AIM OF THE EXERCISE
Any pictures in the records below should be skipped; write out everything else exactly.

[Records from a collection of figures]
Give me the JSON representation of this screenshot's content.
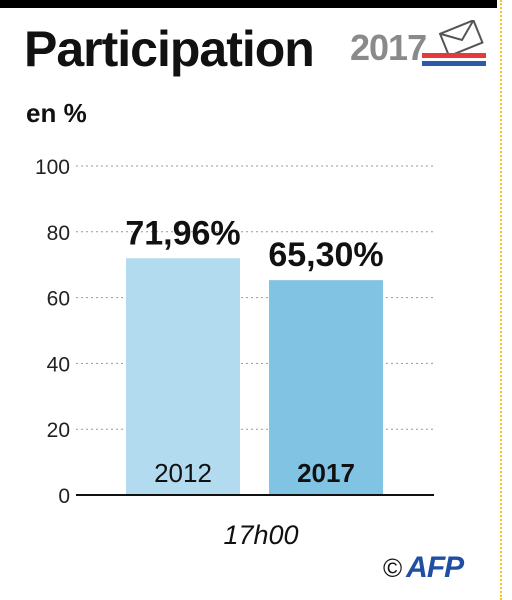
{
  "header": {
    "title": "Participation",
    "logo_year": "2017"
  },
  "unit": "en %",
  "x_label": "17h00",
  "credit": {
    "copyright": "©",
    "agency": "AFP"
  },
  "colors": {
    "bar_2012": "#b3dbf0",
    "bar_2017": "#80c3e3",
    "grid": "#999999",
    "accent": "#f3c623",
    "logo_red": "#e53a3a",
    "logo_blue": "#2b5aa8"
  },
  "chart_data": {
    "type": "bar",
    "categories": [
      "2012",
      "2017"
    ],
    "values": [
      71.96,
      65.3
    ],
    "data_labels": [
      "71,96%",
      "65,30%"
    ],
    "title": "Participation",
    "ylabel": "en %",
    "xlabel": "17h00",
    "ylim": [
      0,
      100
    ],
    "yticks": [
      0,
      20,
      40,
      60,
      80,
      100
    ],
    "grid": true,
    "bold_categories": [
      "2017"
    ]
  }
}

OUTPUT OF THE TASK
Give me the JSON representation of this screenshot's content.
{
  "header": {
    "title": "Participation",
    "logo_year": "2017"
  },
  "unit": "en %",
  "x_label": "17h00",
  "credit": {
    "copyright": "©",
    "agency": "AFP"
  },
  "colors": {
    "bar_2012": "#b3dbf0",
    "bar_2017": "#80c3e3",
    "grid": "#999999",
    "accent": "#f3c623",
    "logo_red": "#e53a3a",
    "logo_blue": "#2b5aa8"
  },
  "chart_data": {
    "type": "bar",
    "categories": [
      "2012",
      "2017"
    ],
    "values": [
      71.96,
      65.3
    ],
    "data_labels": [
      "71,96%",
      "65,30%"
    ],
    "title": "Participation",
    "ylabel": "en %",
    "xlabel": "17h00",
    "ylim": [
      0,
      100
    ],
    "yticks": [
      0,
      20,
      40,
      60,
      80,
      100
    ],
    "grid": true,
    "bold_categories": [
      "2017"
    ]
  }
}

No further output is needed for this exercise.